[Data entries]
/---
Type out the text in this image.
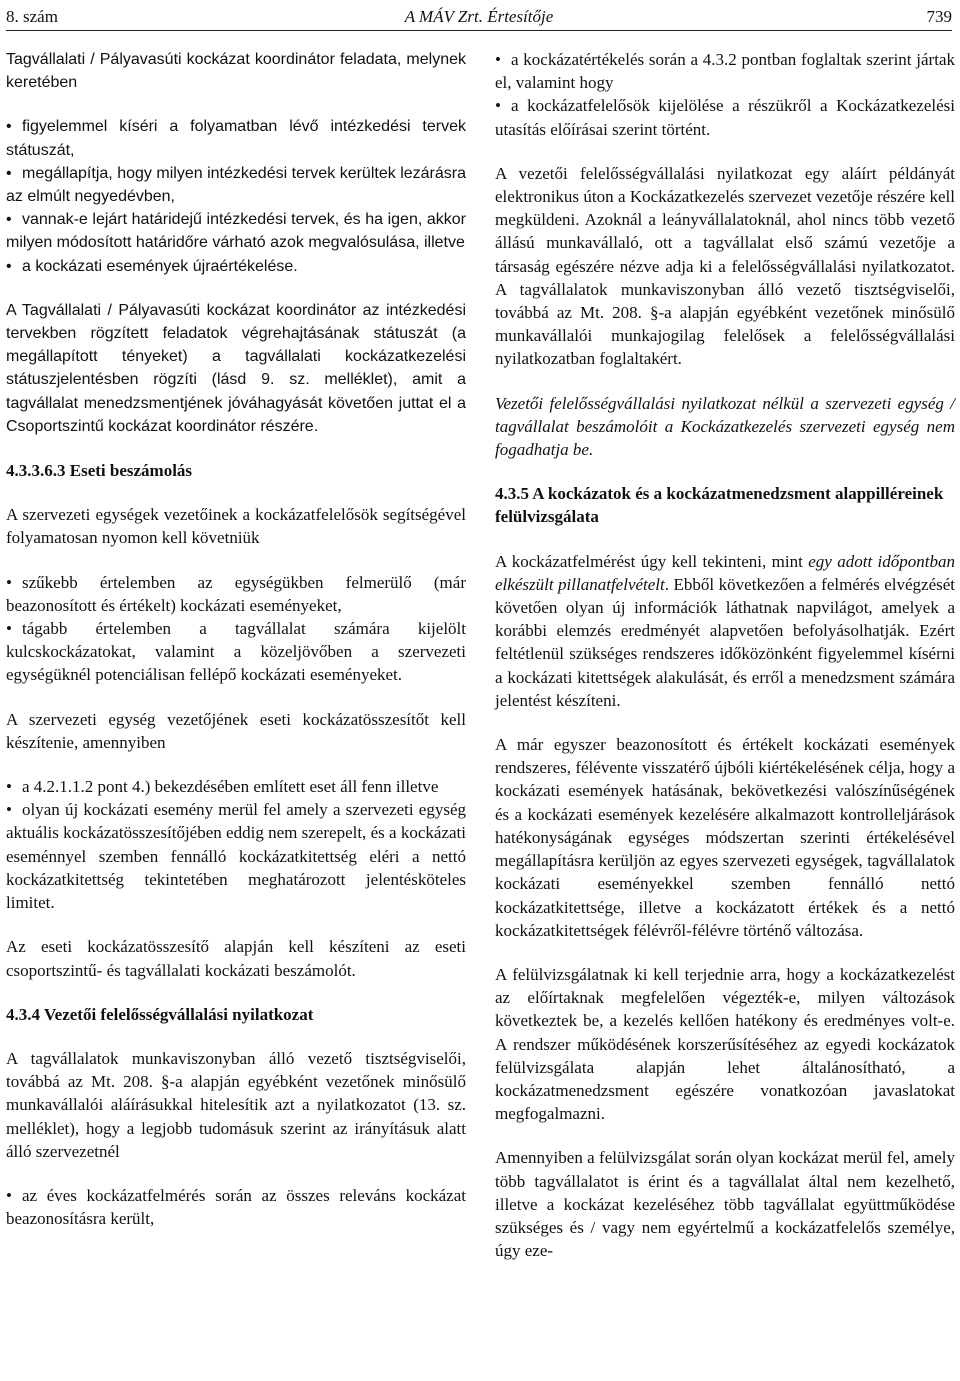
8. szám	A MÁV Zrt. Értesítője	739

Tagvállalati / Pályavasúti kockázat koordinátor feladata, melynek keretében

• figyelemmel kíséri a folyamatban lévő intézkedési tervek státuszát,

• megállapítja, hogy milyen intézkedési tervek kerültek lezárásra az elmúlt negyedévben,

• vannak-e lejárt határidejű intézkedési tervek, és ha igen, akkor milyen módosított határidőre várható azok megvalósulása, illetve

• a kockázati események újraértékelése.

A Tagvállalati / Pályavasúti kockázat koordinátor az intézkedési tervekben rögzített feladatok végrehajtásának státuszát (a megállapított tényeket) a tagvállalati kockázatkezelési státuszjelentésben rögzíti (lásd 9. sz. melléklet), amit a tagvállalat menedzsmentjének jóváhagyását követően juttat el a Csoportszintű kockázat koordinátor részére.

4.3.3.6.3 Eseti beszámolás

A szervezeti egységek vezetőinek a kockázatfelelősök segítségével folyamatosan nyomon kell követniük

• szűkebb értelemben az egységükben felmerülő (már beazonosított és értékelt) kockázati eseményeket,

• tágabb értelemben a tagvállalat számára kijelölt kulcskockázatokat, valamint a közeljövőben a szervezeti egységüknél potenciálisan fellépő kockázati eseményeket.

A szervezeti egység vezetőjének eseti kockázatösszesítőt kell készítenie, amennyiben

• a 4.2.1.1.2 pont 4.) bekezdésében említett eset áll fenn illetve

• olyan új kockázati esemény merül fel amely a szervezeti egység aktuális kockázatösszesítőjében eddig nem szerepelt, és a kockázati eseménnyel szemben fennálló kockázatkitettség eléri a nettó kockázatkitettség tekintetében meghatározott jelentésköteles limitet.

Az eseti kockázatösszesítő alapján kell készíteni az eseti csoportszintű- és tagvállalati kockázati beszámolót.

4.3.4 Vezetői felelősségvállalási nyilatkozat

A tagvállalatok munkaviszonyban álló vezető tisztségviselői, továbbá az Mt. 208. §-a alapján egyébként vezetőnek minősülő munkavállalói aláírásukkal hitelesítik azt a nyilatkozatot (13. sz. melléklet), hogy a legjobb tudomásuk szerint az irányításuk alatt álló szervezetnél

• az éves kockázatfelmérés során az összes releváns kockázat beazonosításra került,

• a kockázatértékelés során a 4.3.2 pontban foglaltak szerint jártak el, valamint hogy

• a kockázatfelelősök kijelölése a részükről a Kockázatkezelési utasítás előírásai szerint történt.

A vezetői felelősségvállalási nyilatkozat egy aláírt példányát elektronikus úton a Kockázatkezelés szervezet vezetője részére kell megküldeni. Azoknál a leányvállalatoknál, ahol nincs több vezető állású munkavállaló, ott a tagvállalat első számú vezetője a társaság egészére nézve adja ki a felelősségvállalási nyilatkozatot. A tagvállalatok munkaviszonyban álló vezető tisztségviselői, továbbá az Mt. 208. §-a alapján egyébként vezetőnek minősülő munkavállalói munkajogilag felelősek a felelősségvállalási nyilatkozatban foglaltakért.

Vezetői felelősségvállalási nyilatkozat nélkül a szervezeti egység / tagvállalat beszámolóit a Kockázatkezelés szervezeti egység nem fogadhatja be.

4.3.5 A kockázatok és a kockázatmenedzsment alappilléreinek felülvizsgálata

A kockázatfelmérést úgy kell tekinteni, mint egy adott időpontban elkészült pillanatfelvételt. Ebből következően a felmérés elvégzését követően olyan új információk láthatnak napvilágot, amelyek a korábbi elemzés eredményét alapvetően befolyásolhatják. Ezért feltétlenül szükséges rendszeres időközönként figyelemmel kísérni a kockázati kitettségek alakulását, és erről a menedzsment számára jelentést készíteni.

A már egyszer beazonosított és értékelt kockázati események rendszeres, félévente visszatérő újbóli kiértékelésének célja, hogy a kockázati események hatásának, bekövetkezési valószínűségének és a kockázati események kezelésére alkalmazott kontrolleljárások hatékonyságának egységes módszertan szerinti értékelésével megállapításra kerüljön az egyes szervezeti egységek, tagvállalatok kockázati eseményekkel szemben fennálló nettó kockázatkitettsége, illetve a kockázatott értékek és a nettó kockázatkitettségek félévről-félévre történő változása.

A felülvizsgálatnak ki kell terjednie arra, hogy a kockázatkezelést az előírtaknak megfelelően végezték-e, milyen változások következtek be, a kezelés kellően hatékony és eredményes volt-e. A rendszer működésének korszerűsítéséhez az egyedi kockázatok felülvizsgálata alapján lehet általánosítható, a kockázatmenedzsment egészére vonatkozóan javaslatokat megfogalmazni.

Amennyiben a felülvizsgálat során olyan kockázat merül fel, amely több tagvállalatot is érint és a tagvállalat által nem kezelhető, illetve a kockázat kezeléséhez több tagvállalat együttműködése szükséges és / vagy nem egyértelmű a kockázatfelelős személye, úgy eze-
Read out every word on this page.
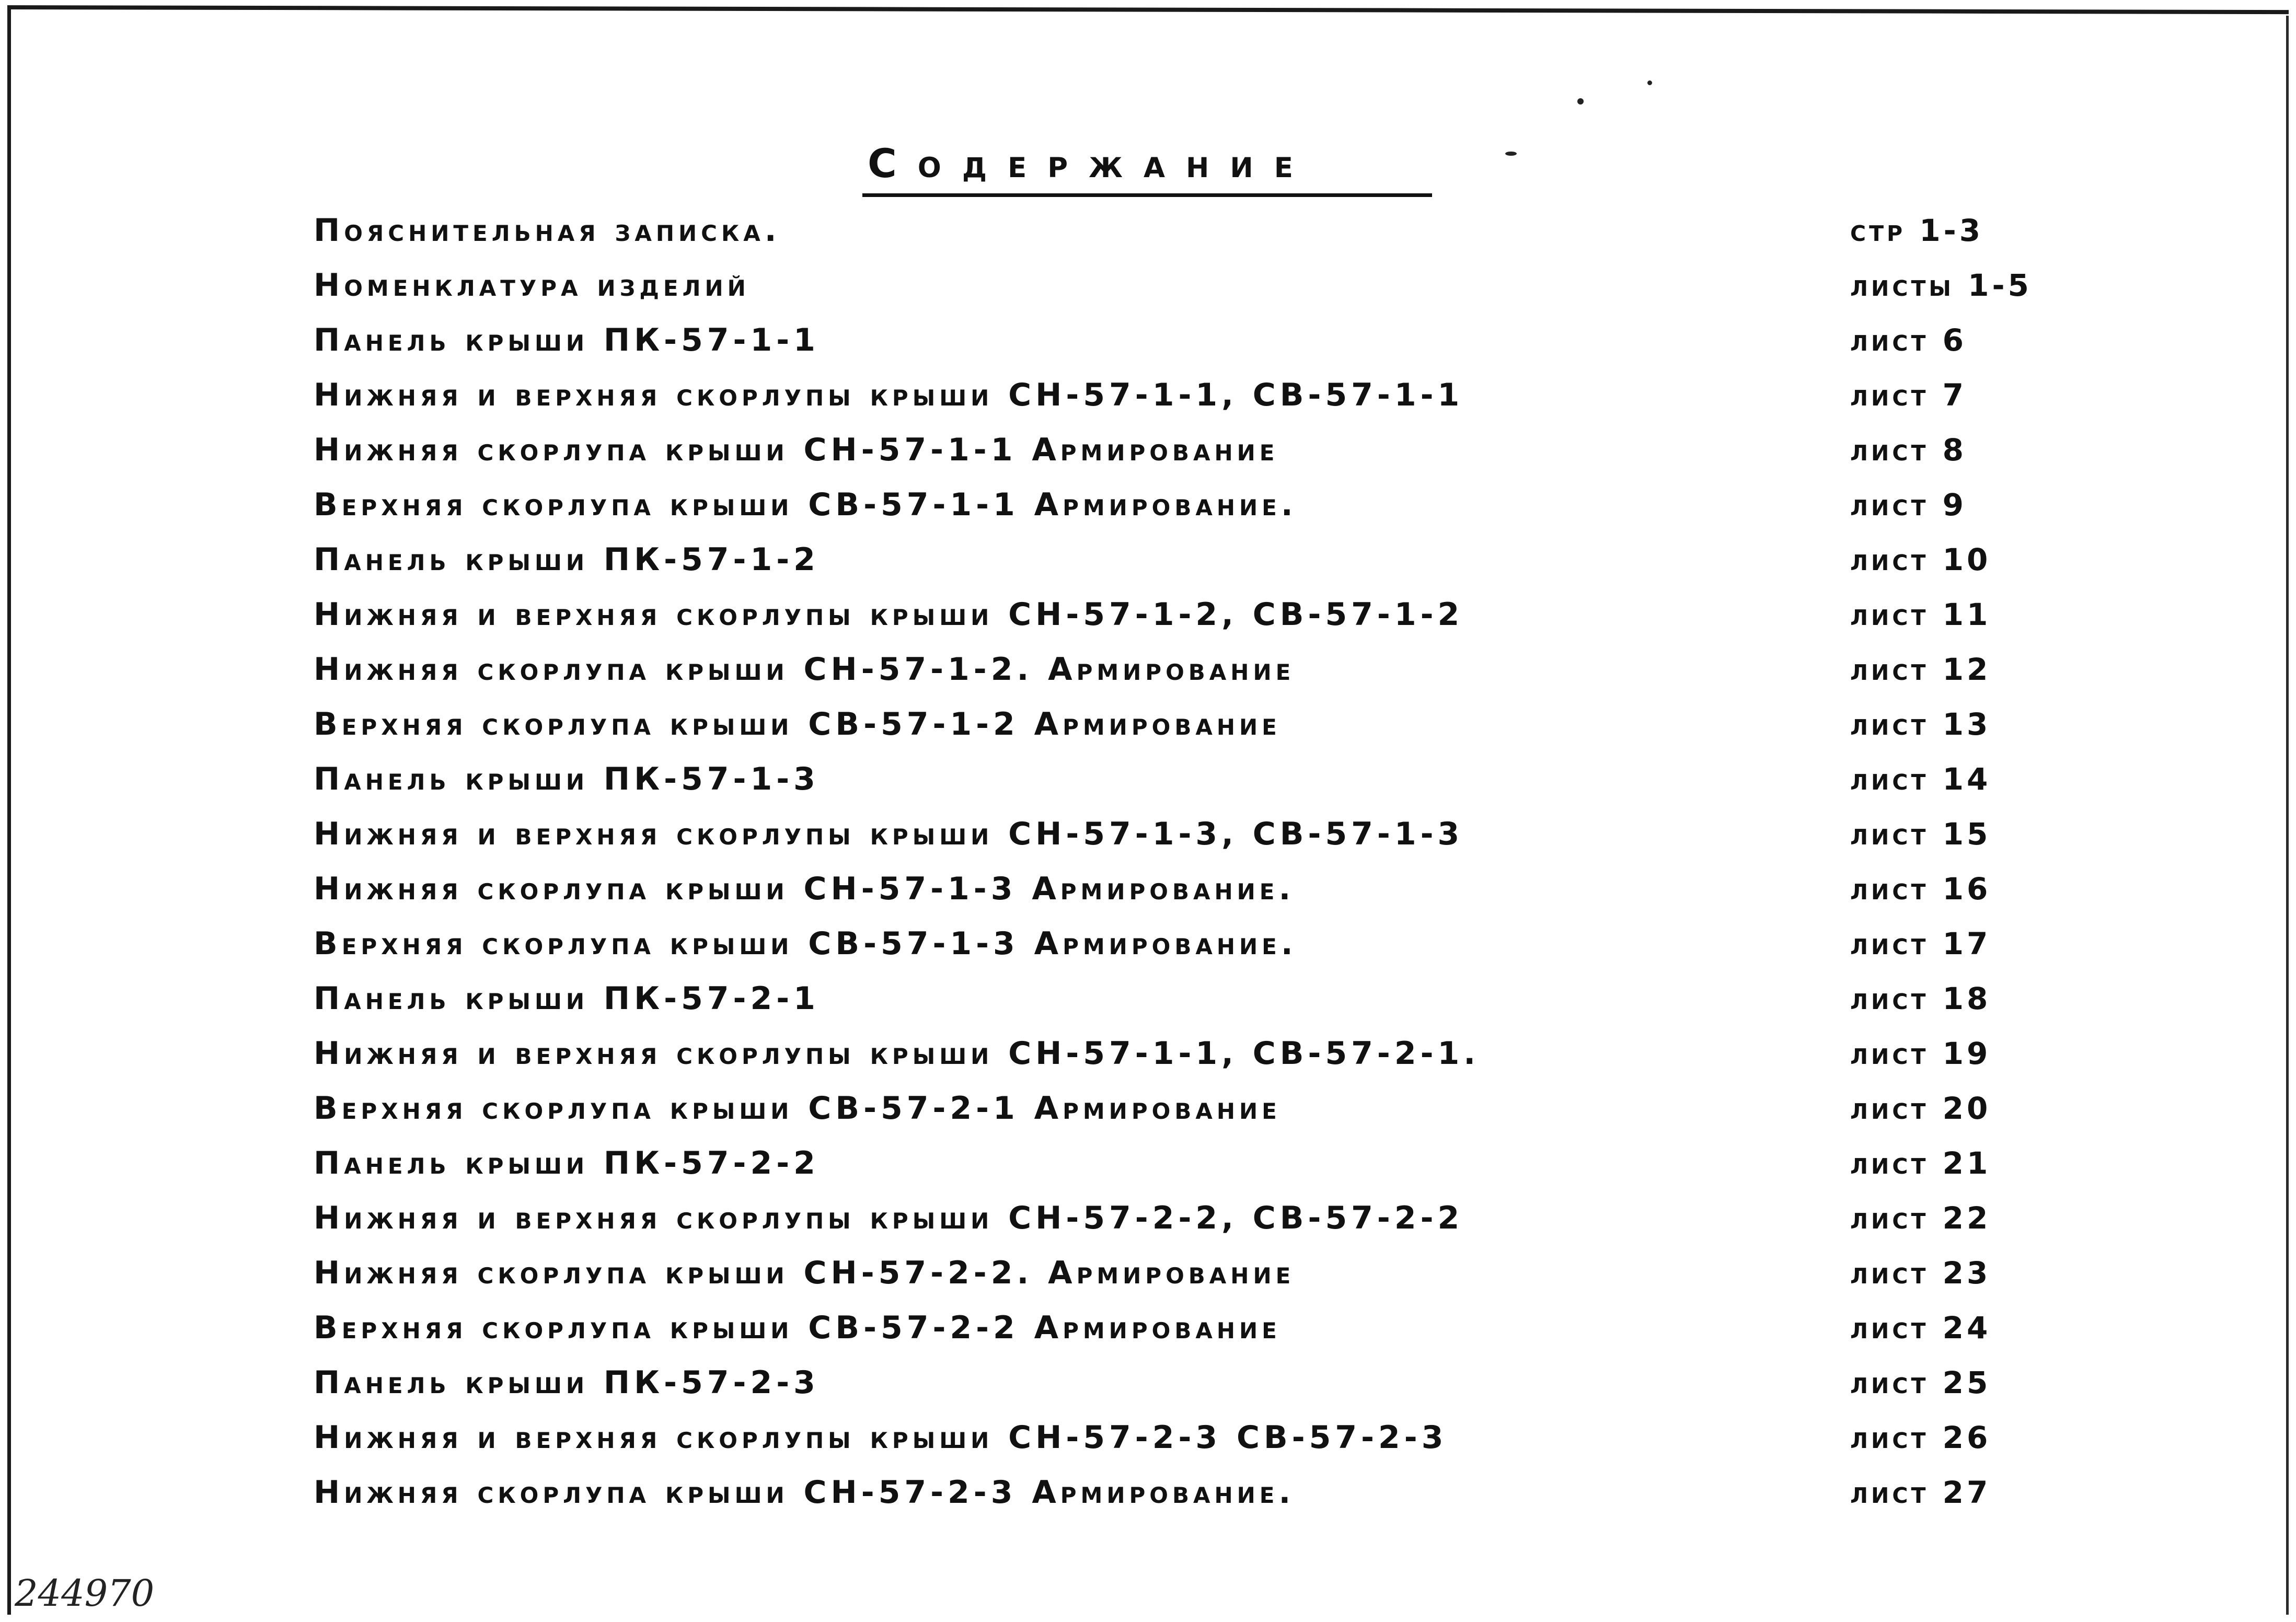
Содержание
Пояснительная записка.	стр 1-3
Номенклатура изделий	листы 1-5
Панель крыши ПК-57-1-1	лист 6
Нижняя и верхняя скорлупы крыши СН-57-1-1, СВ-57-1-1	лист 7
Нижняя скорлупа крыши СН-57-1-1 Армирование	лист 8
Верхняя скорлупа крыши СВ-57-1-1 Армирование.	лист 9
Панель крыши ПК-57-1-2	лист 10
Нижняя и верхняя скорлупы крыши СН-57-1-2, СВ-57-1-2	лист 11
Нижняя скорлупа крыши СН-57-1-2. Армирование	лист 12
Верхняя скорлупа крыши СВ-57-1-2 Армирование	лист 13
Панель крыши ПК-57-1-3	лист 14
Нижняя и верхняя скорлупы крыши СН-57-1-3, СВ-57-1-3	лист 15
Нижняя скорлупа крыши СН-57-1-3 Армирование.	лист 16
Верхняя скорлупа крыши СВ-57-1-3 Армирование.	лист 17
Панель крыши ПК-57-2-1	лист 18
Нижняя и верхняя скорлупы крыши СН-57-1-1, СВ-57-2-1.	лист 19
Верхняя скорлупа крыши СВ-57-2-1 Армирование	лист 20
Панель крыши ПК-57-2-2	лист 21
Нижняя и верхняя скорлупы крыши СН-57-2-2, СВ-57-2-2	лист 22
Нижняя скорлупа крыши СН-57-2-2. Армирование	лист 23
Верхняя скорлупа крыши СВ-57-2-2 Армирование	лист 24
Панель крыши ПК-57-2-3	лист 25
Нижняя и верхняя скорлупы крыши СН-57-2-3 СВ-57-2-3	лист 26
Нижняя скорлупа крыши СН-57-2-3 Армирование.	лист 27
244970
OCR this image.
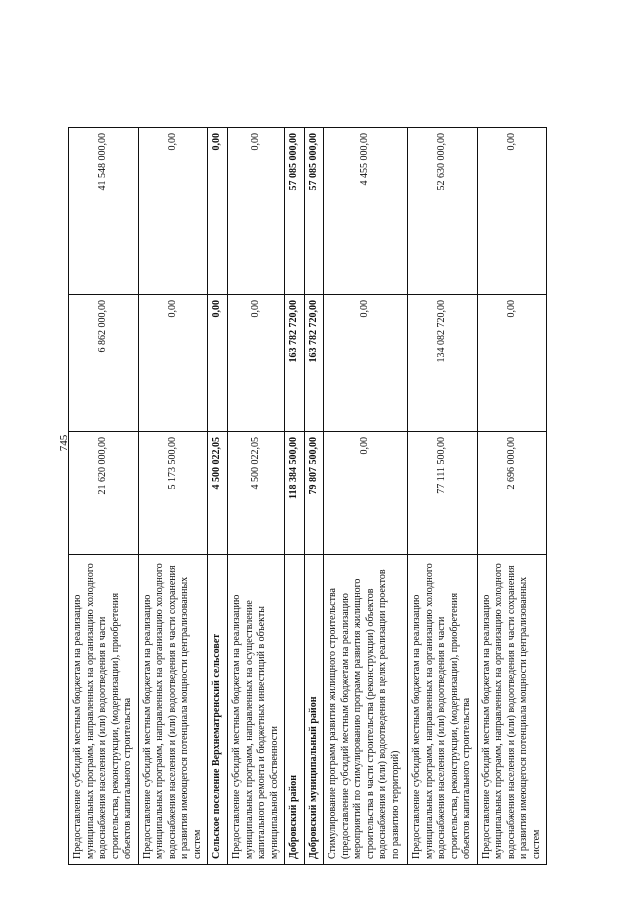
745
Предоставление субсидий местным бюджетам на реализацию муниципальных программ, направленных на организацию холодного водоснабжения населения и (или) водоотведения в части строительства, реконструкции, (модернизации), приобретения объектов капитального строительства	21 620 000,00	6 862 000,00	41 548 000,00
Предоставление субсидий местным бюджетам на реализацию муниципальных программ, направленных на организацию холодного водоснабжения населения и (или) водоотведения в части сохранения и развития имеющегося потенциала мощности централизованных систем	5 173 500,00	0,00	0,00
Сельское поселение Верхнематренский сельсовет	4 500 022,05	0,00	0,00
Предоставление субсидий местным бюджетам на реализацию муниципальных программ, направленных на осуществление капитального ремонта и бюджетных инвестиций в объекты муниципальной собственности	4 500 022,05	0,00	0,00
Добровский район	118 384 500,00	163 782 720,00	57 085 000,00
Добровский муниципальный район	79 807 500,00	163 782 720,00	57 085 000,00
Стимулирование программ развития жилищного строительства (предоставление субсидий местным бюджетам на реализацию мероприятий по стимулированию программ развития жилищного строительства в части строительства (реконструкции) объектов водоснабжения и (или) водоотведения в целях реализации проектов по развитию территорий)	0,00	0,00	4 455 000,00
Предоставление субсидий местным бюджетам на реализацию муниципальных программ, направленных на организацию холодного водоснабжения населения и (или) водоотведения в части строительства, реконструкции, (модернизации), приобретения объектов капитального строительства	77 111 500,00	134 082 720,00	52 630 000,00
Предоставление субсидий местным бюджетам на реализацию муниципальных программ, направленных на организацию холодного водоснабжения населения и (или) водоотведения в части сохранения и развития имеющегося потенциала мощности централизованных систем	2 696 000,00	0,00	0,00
\---
Repeat exactly the lines above, from the line containing "OCR this image." through the last line of the records, inclusive; omit any pictures.

OCR this image.
745
Предоставление субсидий местным бюджетам на реализацию муниципальных программ, направленных на организацию холодного водоснабжения населения и (или) водоотведения в части строительства, реконструкции, (модернизации), приобретения объектов капитального строительства	21 620 000,00	6 862 000,00	41 548 000,00
Предоставление субсидий местным бюджетам на реализацию муниципальных программ, направленных на организацию холодного водоснабжения населения и (или) водоотведения в части сохранения и развития имеющегося потенциала мощности централизованных систем	5 173 500,00	0,00	0,00
Сельское поселение Верхнематренский сельсовет	4 500 022,05	0,00	0,00
Предоставление субсидий местным бюджетам на реализацию муниципальных программ, направленных на осуществление капитального ремонта и бюджетных инвестиций в объекты муниципальной собственности	4 500 022,05	0,00	0,00
Добровский район	118 384 500,00	163 782 720,00	57 085 000,00
Добровский муниципальный район	79 807 500,00	163 782 720,00	57 085 000,00
Стимулирование программ развития жилищного строительства (предоставление субсидий местным бюджетам на реализацию мероприятий по стимулированию программ развития жилищного строительства в части строительства (реконструкции) объектов водоснабжения и (или) водоотведения в целях реализации проектов по развитию территорий)	0,00	0,00	4 455 000,00
Предоставление субсидий местным бюджетам на реализацию муниципальных программ, направленных на организацию холодного водоснабжения населения и (или) водоотведения в части строительства, реконструкции, (модернизации), приобретения объектов капитального строительства	77 111 500,00	134 082 720,00	52 630 000,00
Предоставление субсидий местным бюджетам на реализацию муниципальных программ, направленных на организацию холодного водоснабжения населения и (или) водоотведения в части сохранения и развития имеющегося потенциала мощности централизованных систем	2 696 000,00	0,00	0,00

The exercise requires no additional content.